Instructions to follow » Write the count of lines that contain the word "JSON" and nothing else.

Data supplied »
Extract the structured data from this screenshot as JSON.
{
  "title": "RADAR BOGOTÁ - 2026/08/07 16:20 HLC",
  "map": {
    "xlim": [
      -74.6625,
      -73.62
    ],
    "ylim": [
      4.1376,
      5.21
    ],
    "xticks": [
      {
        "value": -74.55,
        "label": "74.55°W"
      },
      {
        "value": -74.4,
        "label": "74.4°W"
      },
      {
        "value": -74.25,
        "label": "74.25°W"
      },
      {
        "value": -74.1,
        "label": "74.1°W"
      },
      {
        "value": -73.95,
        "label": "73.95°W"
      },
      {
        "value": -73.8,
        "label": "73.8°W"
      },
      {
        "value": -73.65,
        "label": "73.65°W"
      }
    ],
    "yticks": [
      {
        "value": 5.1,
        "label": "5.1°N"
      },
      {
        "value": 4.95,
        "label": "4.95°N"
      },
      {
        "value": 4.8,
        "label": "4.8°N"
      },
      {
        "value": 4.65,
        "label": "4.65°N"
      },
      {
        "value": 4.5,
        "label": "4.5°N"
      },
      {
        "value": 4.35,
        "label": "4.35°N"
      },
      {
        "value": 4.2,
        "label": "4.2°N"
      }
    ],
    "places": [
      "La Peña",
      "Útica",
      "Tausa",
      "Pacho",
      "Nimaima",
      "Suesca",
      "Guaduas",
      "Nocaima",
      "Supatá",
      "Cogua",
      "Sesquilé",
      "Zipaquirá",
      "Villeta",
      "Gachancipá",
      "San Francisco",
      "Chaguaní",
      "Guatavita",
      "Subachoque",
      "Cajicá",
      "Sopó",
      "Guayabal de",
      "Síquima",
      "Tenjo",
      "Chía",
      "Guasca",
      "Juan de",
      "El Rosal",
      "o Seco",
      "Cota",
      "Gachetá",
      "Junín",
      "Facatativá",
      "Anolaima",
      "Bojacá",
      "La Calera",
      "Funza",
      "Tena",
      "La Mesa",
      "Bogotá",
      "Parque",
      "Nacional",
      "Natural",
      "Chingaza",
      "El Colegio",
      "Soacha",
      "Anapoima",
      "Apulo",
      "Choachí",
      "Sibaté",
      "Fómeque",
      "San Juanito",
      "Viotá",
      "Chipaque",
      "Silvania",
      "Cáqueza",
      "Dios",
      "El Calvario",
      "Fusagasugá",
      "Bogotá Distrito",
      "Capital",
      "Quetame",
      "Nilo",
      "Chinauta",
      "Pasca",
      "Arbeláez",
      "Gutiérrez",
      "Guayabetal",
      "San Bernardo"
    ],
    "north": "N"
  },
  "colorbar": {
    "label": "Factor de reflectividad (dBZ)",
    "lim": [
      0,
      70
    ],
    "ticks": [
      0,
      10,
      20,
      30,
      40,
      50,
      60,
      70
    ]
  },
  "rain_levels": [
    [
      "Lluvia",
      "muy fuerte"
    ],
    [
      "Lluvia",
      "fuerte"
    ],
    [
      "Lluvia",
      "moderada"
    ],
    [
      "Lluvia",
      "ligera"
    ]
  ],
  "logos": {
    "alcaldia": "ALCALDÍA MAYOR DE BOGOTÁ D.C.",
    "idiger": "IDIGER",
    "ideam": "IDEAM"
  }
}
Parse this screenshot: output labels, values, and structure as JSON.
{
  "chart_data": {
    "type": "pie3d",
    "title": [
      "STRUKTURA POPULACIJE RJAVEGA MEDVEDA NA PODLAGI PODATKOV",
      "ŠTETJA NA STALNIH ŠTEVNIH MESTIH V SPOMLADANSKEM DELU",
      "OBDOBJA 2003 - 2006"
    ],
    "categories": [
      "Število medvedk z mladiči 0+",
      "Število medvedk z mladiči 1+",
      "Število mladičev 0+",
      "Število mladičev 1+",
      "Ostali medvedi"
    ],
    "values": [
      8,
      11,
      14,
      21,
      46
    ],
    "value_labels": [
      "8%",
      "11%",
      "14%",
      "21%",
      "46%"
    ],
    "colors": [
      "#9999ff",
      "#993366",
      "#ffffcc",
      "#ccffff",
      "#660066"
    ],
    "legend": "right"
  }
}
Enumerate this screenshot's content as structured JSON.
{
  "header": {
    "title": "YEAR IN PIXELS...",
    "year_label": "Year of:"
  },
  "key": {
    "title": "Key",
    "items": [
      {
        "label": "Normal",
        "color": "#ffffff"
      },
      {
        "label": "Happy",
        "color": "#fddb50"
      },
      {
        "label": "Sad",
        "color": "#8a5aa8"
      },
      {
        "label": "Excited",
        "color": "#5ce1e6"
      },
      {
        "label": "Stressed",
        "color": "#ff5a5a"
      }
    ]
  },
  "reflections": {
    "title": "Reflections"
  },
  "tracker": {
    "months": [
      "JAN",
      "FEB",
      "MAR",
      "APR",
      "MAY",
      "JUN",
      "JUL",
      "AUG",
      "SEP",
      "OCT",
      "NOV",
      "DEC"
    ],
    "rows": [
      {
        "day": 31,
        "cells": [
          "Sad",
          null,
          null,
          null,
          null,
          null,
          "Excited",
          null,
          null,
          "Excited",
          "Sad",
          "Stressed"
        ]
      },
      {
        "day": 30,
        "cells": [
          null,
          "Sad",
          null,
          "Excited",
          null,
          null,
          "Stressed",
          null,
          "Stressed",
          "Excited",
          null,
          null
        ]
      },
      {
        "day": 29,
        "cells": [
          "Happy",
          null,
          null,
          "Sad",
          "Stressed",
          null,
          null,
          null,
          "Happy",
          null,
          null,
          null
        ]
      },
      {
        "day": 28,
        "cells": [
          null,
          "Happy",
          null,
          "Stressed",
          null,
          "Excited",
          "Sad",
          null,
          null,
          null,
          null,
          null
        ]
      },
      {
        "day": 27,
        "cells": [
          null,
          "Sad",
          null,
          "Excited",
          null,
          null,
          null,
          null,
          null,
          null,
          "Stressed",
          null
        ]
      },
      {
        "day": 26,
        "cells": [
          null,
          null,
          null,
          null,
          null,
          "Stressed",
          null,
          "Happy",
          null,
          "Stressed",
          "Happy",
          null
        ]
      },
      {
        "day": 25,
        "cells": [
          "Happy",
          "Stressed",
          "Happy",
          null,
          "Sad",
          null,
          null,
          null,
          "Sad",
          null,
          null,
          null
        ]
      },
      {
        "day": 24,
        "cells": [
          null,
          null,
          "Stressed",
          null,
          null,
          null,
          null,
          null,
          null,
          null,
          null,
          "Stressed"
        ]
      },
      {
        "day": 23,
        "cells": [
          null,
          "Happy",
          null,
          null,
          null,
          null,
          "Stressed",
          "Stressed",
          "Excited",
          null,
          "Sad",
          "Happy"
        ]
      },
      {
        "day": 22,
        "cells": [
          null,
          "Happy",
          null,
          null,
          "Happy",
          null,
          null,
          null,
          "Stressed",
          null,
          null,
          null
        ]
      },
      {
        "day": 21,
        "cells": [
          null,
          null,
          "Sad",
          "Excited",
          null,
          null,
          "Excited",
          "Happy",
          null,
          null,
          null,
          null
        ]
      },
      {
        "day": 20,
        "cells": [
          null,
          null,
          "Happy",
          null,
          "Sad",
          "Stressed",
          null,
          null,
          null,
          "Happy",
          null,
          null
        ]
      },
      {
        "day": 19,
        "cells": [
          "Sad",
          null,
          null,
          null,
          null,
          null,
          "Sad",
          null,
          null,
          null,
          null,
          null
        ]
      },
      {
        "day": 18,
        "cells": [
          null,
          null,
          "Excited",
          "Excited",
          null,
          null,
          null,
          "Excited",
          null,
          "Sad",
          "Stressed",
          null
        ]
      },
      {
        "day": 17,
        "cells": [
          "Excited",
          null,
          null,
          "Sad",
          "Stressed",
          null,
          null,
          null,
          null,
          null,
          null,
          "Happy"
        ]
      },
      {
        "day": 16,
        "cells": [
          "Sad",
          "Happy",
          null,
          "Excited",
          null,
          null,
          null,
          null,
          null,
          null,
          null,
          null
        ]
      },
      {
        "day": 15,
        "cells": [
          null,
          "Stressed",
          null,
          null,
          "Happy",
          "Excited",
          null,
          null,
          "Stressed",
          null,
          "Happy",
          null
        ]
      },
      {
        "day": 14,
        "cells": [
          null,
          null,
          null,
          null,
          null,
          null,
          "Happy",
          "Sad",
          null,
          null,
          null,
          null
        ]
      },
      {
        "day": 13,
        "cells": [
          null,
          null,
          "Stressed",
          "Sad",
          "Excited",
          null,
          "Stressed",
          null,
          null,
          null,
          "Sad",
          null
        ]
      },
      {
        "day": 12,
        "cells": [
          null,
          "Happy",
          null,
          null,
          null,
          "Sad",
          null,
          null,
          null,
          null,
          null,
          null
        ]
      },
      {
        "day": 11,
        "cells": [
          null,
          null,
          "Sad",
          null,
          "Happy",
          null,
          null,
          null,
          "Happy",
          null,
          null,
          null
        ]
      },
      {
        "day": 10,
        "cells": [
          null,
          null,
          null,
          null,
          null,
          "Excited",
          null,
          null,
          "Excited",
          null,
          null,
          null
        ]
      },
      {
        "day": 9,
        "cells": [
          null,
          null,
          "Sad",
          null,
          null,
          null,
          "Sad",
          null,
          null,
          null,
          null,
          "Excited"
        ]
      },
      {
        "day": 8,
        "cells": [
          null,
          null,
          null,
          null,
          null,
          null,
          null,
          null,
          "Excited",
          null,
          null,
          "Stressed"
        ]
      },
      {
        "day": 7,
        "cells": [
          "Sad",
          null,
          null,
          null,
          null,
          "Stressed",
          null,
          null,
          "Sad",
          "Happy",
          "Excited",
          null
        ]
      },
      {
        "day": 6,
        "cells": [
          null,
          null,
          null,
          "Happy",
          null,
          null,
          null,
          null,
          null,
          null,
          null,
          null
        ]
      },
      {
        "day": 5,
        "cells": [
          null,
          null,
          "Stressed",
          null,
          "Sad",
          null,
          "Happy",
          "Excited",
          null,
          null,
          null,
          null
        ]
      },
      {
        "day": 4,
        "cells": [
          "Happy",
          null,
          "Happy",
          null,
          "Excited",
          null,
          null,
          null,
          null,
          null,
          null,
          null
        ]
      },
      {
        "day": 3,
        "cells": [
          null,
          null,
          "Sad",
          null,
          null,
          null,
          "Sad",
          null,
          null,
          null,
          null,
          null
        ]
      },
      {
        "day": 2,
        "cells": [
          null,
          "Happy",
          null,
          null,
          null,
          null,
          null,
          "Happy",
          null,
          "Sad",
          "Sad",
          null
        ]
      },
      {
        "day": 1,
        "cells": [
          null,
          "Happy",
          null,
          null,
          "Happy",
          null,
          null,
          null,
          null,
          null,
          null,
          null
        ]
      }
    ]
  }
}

Task answer » 3